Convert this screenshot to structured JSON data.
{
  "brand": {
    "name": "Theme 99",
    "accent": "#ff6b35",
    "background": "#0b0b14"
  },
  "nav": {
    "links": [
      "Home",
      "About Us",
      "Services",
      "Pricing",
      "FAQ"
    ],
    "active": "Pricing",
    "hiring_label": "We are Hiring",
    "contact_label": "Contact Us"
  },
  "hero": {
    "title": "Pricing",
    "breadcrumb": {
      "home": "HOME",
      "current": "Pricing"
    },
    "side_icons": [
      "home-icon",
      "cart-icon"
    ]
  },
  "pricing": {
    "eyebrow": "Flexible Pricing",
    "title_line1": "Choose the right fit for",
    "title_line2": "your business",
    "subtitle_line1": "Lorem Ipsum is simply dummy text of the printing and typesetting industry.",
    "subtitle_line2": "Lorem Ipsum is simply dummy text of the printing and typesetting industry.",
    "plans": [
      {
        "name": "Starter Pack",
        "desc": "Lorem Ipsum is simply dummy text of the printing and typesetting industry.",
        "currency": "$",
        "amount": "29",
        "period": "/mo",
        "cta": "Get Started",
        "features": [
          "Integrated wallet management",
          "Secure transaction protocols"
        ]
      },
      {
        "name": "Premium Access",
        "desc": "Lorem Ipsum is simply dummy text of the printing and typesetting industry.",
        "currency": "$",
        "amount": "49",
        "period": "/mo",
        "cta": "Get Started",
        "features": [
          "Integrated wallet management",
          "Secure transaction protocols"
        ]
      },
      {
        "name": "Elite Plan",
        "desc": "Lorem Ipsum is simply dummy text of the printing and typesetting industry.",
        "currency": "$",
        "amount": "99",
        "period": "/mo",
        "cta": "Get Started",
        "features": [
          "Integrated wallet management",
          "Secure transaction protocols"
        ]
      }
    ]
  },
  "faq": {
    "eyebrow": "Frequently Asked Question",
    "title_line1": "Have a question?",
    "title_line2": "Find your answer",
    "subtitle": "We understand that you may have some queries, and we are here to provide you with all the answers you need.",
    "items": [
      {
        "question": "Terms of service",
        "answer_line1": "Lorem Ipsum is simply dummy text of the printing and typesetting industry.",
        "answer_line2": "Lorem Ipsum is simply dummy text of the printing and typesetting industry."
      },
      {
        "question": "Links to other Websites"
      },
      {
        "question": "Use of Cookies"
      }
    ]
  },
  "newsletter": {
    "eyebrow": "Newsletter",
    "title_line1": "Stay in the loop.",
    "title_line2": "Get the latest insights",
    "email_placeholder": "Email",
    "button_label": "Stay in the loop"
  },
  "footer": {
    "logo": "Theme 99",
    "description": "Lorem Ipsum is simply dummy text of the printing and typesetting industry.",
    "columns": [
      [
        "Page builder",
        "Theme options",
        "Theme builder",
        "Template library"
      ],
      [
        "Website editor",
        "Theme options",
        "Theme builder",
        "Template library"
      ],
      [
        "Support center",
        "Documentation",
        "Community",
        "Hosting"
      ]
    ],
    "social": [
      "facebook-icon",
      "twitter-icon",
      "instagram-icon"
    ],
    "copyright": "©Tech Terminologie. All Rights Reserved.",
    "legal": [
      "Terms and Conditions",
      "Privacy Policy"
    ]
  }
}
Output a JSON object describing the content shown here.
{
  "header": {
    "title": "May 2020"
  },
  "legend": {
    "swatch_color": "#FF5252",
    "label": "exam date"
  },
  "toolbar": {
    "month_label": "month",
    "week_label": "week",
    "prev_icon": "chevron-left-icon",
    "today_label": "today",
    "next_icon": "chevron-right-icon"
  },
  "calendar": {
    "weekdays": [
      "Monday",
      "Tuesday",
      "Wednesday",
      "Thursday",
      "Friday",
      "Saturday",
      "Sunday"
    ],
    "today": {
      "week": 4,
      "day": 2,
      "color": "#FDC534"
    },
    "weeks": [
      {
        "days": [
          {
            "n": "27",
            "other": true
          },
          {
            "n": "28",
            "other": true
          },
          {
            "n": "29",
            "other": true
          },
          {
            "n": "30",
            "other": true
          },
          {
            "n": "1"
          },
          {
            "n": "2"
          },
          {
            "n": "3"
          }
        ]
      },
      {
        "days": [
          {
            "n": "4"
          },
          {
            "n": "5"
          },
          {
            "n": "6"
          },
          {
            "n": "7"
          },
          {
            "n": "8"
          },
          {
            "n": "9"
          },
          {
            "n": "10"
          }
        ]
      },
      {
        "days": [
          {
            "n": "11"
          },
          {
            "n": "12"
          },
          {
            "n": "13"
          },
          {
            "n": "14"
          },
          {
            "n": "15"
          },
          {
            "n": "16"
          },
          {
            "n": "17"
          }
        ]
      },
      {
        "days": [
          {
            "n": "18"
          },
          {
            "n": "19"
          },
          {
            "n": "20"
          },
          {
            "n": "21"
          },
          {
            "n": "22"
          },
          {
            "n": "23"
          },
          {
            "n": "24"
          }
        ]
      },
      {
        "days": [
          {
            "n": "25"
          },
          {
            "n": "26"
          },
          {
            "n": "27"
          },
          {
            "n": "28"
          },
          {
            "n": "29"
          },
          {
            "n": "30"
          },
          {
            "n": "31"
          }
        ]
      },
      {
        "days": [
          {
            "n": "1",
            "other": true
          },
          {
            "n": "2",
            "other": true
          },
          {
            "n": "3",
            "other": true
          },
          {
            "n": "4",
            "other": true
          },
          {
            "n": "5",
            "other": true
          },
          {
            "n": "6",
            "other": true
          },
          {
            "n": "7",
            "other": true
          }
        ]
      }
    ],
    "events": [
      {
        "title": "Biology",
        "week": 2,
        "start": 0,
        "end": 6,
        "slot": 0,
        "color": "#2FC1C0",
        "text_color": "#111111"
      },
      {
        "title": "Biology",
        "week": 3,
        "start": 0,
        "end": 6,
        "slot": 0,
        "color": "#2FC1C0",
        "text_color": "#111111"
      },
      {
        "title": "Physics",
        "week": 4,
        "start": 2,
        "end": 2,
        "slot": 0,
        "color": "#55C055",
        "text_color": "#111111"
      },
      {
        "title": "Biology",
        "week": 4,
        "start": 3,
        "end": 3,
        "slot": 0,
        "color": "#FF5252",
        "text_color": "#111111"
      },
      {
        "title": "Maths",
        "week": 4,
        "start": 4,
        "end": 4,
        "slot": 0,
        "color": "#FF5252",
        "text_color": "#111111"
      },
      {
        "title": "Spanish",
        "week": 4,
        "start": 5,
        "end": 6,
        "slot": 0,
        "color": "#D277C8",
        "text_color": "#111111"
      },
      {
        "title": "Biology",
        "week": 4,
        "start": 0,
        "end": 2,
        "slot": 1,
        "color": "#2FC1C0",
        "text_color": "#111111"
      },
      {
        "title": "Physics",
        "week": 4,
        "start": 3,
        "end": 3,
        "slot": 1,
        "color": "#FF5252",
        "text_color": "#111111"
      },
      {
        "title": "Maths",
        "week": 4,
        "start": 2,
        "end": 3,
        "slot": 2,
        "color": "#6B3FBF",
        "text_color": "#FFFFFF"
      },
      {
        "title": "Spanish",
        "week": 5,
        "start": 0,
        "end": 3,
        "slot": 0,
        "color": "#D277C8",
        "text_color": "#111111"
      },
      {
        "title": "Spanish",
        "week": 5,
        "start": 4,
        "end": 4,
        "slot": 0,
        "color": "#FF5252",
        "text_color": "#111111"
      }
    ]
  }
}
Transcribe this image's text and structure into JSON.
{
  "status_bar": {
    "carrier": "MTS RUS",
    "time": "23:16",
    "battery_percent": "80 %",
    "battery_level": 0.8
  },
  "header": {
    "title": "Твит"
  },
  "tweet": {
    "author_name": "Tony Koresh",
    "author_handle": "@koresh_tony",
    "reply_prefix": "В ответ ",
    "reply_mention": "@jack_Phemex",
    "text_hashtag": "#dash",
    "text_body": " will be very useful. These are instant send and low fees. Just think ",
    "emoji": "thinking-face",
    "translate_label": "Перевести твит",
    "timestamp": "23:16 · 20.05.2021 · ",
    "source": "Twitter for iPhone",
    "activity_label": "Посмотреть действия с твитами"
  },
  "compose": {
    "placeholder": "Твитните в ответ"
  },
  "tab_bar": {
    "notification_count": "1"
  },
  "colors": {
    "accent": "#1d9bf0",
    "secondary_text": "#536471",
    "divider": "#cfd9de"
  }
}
========================
** Set exercise **
Identify the lines of the data that contain the word "JSON". Copy each of them.

** Reply to the task **
Convert this screenshot to structured JSON data.
Output a JSON object describing the content shown here.
Transcribe this image's text and structure into JSON.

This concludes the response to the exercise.